- INSTRUCTIONS TO FOLLOW: Print every line of the data below, reproducing each one character for character.

- SUPPLIED RECORDS:
——————

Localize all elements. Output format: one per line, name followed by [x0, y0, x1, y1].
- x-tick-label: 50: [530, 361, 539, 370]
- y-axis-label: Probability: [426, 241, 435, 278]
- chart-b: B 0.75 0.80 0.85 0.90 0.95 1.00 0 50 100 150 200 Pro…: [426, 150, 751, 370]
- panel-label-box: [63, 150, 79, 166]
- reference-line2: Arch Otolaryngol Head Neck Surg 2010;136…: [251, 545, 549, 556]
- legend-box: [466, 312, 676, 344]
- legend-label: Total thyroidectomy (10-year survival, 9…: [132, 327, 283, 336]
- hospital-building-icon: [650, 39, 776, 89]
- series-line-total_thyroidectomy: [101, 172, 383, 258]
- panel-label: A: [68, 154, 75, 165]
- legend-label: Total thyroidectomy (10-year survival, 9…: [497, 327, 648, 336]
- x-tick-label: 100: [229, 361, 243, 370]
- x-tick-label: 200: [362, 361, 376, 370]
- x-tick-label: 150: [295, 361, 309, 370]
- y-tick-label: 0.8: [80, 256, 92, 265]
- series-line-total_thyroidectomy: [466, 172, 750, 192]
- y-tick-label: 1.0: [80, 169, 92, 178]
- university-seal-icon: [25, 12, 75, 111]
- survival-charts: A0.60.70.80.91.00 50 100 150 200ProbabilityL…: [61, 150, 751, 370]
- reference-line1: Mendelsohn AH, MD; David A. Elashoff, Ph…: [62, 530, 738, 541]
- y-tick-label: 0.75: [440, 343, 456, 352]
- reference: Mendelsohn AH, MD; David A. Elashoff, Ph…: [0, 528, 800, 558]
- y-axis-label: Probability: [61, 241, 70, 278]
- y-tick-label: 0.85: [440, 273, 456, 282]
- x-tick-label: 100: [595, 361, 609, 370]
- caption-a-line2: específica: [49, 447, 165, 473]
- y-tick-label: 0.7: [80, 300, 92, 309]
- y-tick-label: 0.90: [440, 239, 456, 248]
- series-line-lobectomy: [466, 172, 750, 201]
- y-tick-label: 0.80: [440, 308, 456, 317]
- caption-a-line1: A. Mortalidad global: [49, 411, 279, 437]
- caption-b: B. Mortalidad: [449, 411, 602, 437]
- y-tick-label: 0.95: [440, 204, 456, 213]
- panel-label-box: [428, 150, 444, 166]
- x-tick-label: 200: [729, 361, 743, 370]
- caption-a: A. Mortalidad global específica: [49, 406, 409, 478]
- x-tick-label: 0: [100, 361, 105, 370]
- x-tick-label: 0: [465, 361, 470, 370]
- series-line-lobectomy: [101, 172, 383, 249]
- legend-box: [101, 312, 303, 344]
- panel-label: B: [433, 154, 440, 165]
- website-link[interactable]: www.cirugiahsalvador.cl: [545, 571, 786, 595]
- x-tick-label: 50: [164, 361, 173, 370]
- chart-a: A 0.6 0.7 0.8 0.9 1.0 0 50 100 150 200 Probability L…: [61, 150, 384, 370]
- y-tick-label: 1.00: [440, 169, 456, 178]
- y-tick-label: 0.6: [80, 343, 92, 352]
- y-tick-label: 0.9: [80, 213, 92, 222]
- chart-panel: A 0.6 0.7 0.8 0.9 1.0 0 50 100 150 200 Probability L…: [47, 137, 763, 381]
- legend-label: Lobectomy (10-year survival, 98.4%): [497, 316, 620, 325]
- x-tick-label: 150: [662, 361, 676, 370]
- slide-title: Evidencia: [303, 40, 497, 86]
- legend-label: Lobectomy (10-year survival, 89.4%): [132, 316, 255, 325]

——————

- THE SOLUTION:
Localize all elements. Output format: one per line, name followed by [x0, y0, x1, y1].
- x-tick-label: 50: [530, 361, 539, 370]
- y-axis-label: Probability: [426, 241, 435, 278]
- chart-b: B 0.75 0.80 0.85 0.90 0.95 1.00 0 50 100 150 200 Pro…: [426, 150, 751, 370]
- panel-label-box: [63, 150, 79, 166]
- reference-line2: Arch Otolaryngol Head Neck Surg 2010;136…: [251, 545, 549, 556]
- legend-box: [466, 312, 676, 344]
- legend-label: Total thyroidectomy (10-year survival, 9…: [132, 327, 283, 336]
- hospital-building-icon: [650, 39, 776, 89]
- series-line-total_thyroidectomy: [101, 172, 383, 258]
- panel-label: A: [68, 154, 75, 165]
- legend-label: Total thyroidectomy (10-year survival, 9…: [497, 327, 648, 336]
- x-tick-label: 100: [229, 361, 243, 370]
- x-tick-label: 200: [362, 361, 376, 370]
- x-tick-label: 150: [295, 361, 309, 370]
- y-tick-label: 0.8: [80, 256, 92, 265]
- series-line-total_thyroidectomy: [466, 172, 750, 192]
- y-tick-label: 1.0: [80, 169, 92, 178]
- university-seal-icon: [25, 12, 75, 111]
- survival-charts: A0.60.70.80.91.00 50 100 150 200ProbabilityL…: [61, 150, 751, 370]
- reference-line1: Mendelsohn AH, MD; David A. Elashoff, Ph…: [62, 530, 738, 541]
- y-tick-label: 0.75: [440, 343, 456, 352]
- reference: Mendelsohn AH, MD; David A. Elashoff, Ph…: [0, 528, 800, 558]
- y-axis-label: Probability: [61, 241, 70, 278]
- y-tick-label: 0.85: [440, 273, 456, 282]
- x-tick-label: 100: [595, 361, 609, 370]
- caption-a-line2: específica: [49, 447, 165, 473]
- y-tick-label: 0.7: [80, 300, 92, 309]
- y-tick-label: 0.90: [440, 239, 456, 248]
- series-line-lobectomy: [466, 172, 750, 201]
- y-tick-label: 0.80: [440, 308, 456, 317]
- caption-a-line1: A. Mortalidad global: [49, 411, 279, 437]
- caption-b: B. Mortalidad: [449, 411, 602, 437]
- y-tick-label: 0.95: [440, 204, 456, 213]
- panel-label-box: [428, 150, 444, 166]
- x-tick-label: 200: [729, 361, 743, 370]
- caption-a: A. Mortalidad global específica: [49, 406, 409, 478]
- x-tick-label: 0: [100, 361, 105, 370]
- x-tick-label: 0: [465, 361, 470, 370]
- series-line-lobectomy: [101, 172, 383, 249]
- legend-box: [101, 312, 303, 344]
- panel-label: B: [433, 154, 440, 165]
- website-link[interactable]: www.cirugiahsalvador.cl: [545, 571, 786, 595]
- x-tick-label: 50: [164, 361, 173, 370]
- chart-a: A 0.6 0.7 0.8 0.9 1.0 0 50 100 150 200 Probability L…: [61, 150, 384, 370]
- y-tick-label: 1.00: [440, 169, 456, 178]
- y-tick-label: 0.6: [80, 343, 92, 352]
- y-tick-label: 0.9: [80, 213, 92, 222]
- chart-panel: A 0.6 0.7 0.8 0.9 1.0 0 50 100 150 200 Probability L…: [47, 137, 763, 381]
- legend-label: Lobectomy (10-year survival, 98.4%): [497, 316, 620, 325]
- x-tick-label: 150: [662, 361, 676, 370]
- slide-title: Evidencia: [303, 40, 497, 86]
- legend-label: Lobectomy (10-year survival, 89.4%): [132, 316, 255, 325]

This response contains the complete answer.